Begin Provided records

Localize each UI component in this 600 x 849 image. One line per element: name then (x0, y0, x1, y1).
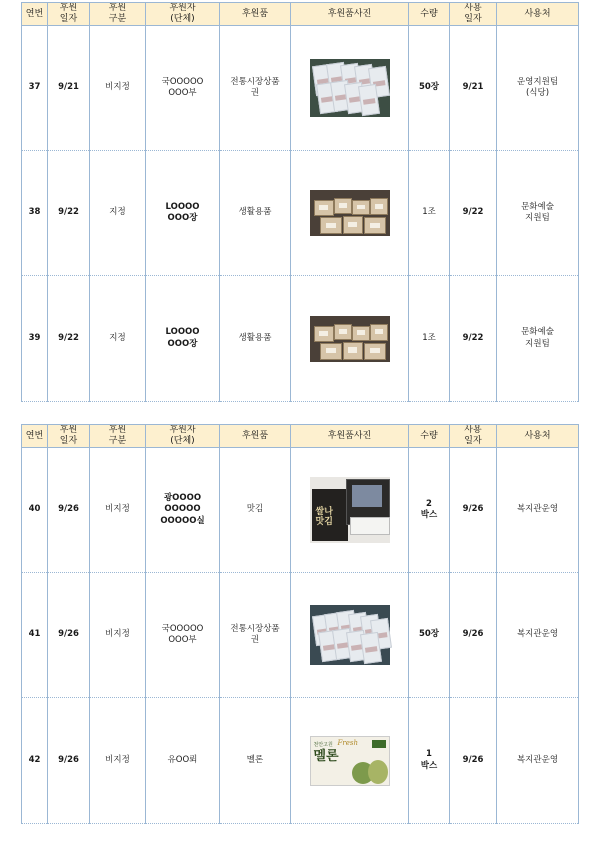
row-use-place: 복지관운영 (497, 698, 579, 824)
melon-title-text: 멜론 (313, 748, 339, 764)
row-use-place: 복지관운영 (497, 448, 579, 573)
row-no: 39 (22, 276, 48, 402)
row-use-date: 9/21 (450, 26, 497, 151)
row-donor: 광OOOO OOOOO OOOOO실 (146, 448, 220, 573)
table-row (22, 151, 579, 276)
header-row (22, 425, 579, 448)
row-item: 멜론 (220, 698, 291, 824)
row-photo (291, 448, 409, 573)
header-use-date: 사용 일자 (450, 425, 497, 448)
row-item: 전통시장상품 권 (220, 26, 291, 151)
row-type: 비지정 (90, 26, 146, 151)
header-donor: 후원자 (단체) (146, 425, 220, 448)
row-use-date: 9/26 (450, 573, 497, 698)
row-donor: LOOOO OOO장 (146, 276, 220, 402)
gift-boxes-photo (310, 190, 390, 236)
row-no: 41 (22, 573, 48, 698)
row-item: 맛김 (220, 448, 291, 573)
row-qty: 2 박스 (409, 448, 450, 573)
row-date: 9/21 (48, 26, 90, 151)
melon-brand-text: 천안고원 (313, 741, 333, 748)
row-donor: 유OO뢰 (146, 698, 220, 824)
row-qty: 50장 (409, 573, 450, 698)
row-use-place: 복지관운영 (497, 573, 579, 698)
row-photo (291, 26, 409, 151)
table-row (22, 573, 579, 698)
seaweed-box-photo (310, 477, 390, 543)
gift-boxes-photo (310, 316, 390, 362)
table-row (22, 26, 579, 151)
row-use-place: 문화예술 지원팀 (497, 151, 579, 276)
header-qty: 수량 (409, 425, 450, 448)
header-item: 후원품 (220, 3, 291, 26)
voucher-stack-photo (310, 605, 390, 665)
header-row (22, 3, 579, 26)
row-donor: LOOOO OOO장 (146, 151, 220, 276)
row-date: 9/26 (48, 448, 90, 573)
header-qty: 수량 (409, 3, 450, 26)
melon-script-text: Fresh (337, 738, 358, 747)
row-use-date: 9/26 (450, 698, 497, 824)
header-use-date: 사용 일자 (450, 3, 497, 26)
row-use-date: 9/22 (450, 151, 497, 276)
seaweed-brand-text: 쌀나 맛김 (315, 507, 333, 527)
row-no: 42 (22, 698, 48, 824)
row-no: 40 (22, 448, 48, 573)
melon-box-photo (310, 736, 390, 786)
row-type: 지정 (90, 151, 146, 276)
row-type: 지정 (90, 276, 146, 402)
table-row (22, 448, 579, 573)
header-date: 후원 일자 (48, 3, 90, 26)
header-date: 후원 일자 (48, 425, 90, 448)
row-no: 37 (22, 26, 48, 151)
row-photo (291, 698, 409, 824)
row-no: 38 (22, 151, 48, 276)
header-no: 연번 (22, 425, 48, 448)
header-type: 후원 구분 (90, 425, 146, 448)
row-photo (291, 151, 409, 276)
row-date: 9/26 (48, 698, 90, 824)
header-item: 후원품 (220, 425, 291, 448)
donation-table-1 (21, 2, 579, 402)
row-qty: 1조 (409, 276, 450, 402)
header-photo: 후원품사진 (291, 3, 409, 26)
donation-table-2 (21, 424, 579, 824)
header-type: 후원 구분 (90, 3, 146, 26)
row-use-place: 문화예술 지원팀 (497, 276, 579, 402)
row-use-place: 운영지원팀 (식당) (497, 26, 579, 151)
table-row (22, 698, 579, 824)
row-date: 9/22 (48, 276, 90, 402)
header-use-place: 사용처 (497, 3, 579, 26)
row-use-date: 9/26 (450, 448, 497, 573)
row-item: 전통시장상품 권 (220, 573, 291, 698)
row-donor: 국OOOOO OOO부 (146, 573, 220, 698)
row-type: 비지정 (90, 573, 146, 698)
header-donor: 후원자 (단체) (146, 3, 220, 26)
row-item: 생활용품 (220, 151, 291, 276)
row-type: 비지정 (90, 698, 146, 824)
row-date: 9/22 (48, 151, 90, 276)
header-use-place: 사용처 (497, 425, 579, 448)
voucher-stack-photo (310, 59, 390, 117)
row-qty: 1 박스 (409, 698, 450, 824)
row-donor: 국OOOOO OOO부 (146, 26, 220, 151)
row-item: 생활용품 (220, 276, 291, 402)
header-photo: 후원품사진 (291, 425, 409, 448)
row-use-date: 9/22 (450, 276, 497, 402)
row-date: 9/26 (48, 573, 90, 698)
row-qty: 1조 (409, 151, 450, 276)
table-row (22, 276, 579, 402)
row-type: 비지정 (90, 448, 146, 573)
row-photo (291, 573, 409, 698)
row-photo (291, 276, 409, 402)
header-no: 연번 (22, 3, 48, 26)
row-qty: 50장 (409, 26, 450, 151)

End Provided records

— What you are asked to do —
Express every line of the entries above as a JSON list of strings, one string per line, with blank lines and pictures left out.

— Expected answer —
[
  "Localize each UI component in this 600 x 849 image. One line per element: name then (x0, y0, x1, y1).",
  "row-use-place: 복지관운영 (497, 698, 579, 824)",
  "melon-title-text: 멜론 (313, 748, 339, 764)",
  "row-use-place: 복지관운영 (497, 448, 579, 573)",
  "row-no: 39 (22, 276, 48, 402)",
  "row-use-date: 9/21 (450, 26, 497, 151)",
  "row-donor: 광OOOO OOOOO OOOOO실 (146, 448, 220, 573)",
  "table-row (22, 151, 579, 276)",
  "header-row (22, 425, 579, 448)",
  "row-item: 멜론 (220, 698, 291, 824)",
  "row-photo (291, 448, 409, 573)",
  "header-use-date: 사용 일자 (450, 425, 497, 448)",
  "row-item: 전통시장상품 권 (220, 26, 291, 151)",
  "row-type: 비지정 (90, 26, 146, 151)",
  "header-donor: 후원자 (단체) (146, 425, 220, 448)",
  "row-use-date: 9/26 (450, 573, 497, 698)",
  "row-donor: LOOOO OOO장 (146, 276, 220, 402)",
  "gift-boxes-photo (310, 190, 390, 236)",
  "row-no: 41 (22, 573, 48, 698)",
  "row-item: 맛김 (220, 448, 291, 573)",
  "row-qty: 2 박스 (409, 448, 450, 573)",
  "row-date: 9/21 (48, 26, 90, 151)",
  "melon-brand-text: 천안고원 (313, 741, 333, 748)",
  "row-donor: 유OO뢰 (146, 698, 220, 824)",
  "row-qty: 50장 (409, 573, 450, 698)",
  "row-use-place: 복지관운영 (497, 573, 579, 698)",
  "row-photo (291, 26, 409, 151)",
  "table-row (22, 573, 579, 698)",
  "seaweed-box-photo (310, 477, 390, 543)",
  "gift-boxes-photo (310, 316, 390, 362)",
  "table-row (22, 26, 579, 151)",
  "row-use-place: 문화예술 지원팀 (497, 151, 579, 276)",
  "header-qty: 수량 (409, 425, 450, 448)",
  "header-item: 후원품 (220, 3, 291, 26)",
  "voucher-stack-photo (310, 605, 390, 665)",
  "header-row (22, 3, 579, 26)",
  "row-donor: LOOOO OOO장 (146, 151, 220, 276)",
  "row-date: 9/26 (48, 448, 90, 573)",
  "header-qty: 수량 (409, 3, 450, 26)",
  "melon-script-text: Fresh (337, 738, 358, 747)",
  "row-use-date: 9/26 (450, 698, 497, 824)",
  "header-use-date: 사용 일자 (450, 3, 497, 26)",
  "row-use-date: 9/22 (450, 151, 497, 276)",
  "seaweed-brand-text: 쌀나 맛김 (315, 507, 333, 527)",
  "row-no: 42 (22, 698, 48, 824)",
  "row-no: 40 (22, 448, 48, 573)",
  "melon-box-photo (310, 736, 390, 786)",
  "row-type: 지정 (90, 151, 146, 276)",
  "row-type: 지정 (90, 276, 146, 402)",
  "table-row (22, 448, 579, 573)",
  "header-date: 후원 일자 (48, 3, 90, 26)",
  "header-date: 후원 일자 (48, 425, 90, 448)",
  "row-no: 37 (22, 26, 48, 151)",
  "row-photo (291, 698, 409, 824)",
  "row-no: 38 (22, 151, 48, 276)",
  "header-no: 연번 (22, 425, 48, 448)",
  "header-type: 후원 구분 (90, 425, 146, 448)",
  "row-photo (291, 151, 409, 276)",
  "row-date: 9/26 (48, 698, 90, 824)",
  "header-item: 후원품 (220, 425, 291, 448)",
  "donation-table-1 (21, 2, 579, 402)",
  "row-qty: 1조 (409, 276, 450, 402)",
  "header-photo: 후원품사진 (291, 3, 409, 26)",
  "donation-table-2 (21, 424, 579, 824)",
  "header-type: 후원 구분 (90, 3, 146, 26)",
  "row-use-place: 문화예술 지원팀 (497, 276, 579, 402)",
  "row-use-place: 운영지원팀 (식당) (497, 26, 579, 151)",
  "table-row (22, 698, 579, 824)",
  "row-date: 9/22 (48, 276, 90, 402)",
  "header-use-place: 사용처 (497, 3, 579, 26)",
  "row-use-date: 9/26 (450, 448, 497, 573)",
  "row-item: 전통시장상품 권 (220, 573, 291, 698)",
  "row-donor: 국OOOOO OOO부 (146, 573, 220, 698)",
  "row-type: 비지정 (90, 573, 146, 698)",
  "header-donor: 후원자 (단체) (146, 3, 220, 26)",
  "row-item: 생활용품 (220, 151, 291, 276)",
  "row-type: 비지정 (90, 698, 146, 824)",
  "row-date: 9/22 (48, 151, 90, 276)",
  "header-use-place: 사용처 (497, 425, 579, 448)",
  "voucher-stack-photo (310, 59, 390, 117)",
  "row-qty: 1 박스 (409, 698, 450, 824)",
  "row-donor: 국OOOOO OOO부 (146, 26, 220, 151)",
  "row-item: 생활용품 (220, 276, 291, 402)",
  "header-photo: 후원품사진 (291, 425, 409, 448)",
  "row-use-date: 9/22 (450, 276, 497, 402)",
  "row-date: 9/26 (48, 573, 90, 698)",
  "row-qty: 1조 (409, 151, 450, 276)",
  "table-row (22, 276, 579, 402)",
  "row-type: 비지정 (90, 448, 146, 573)",
  "row-photo (291, 573, 409, 698)",
  "row-photo (291, 276, 409, 402)",
  "header-no: 연번 (22, 3, 48, 26)",
  "row-qty: 50장 (409, 26, 450, 151)"
]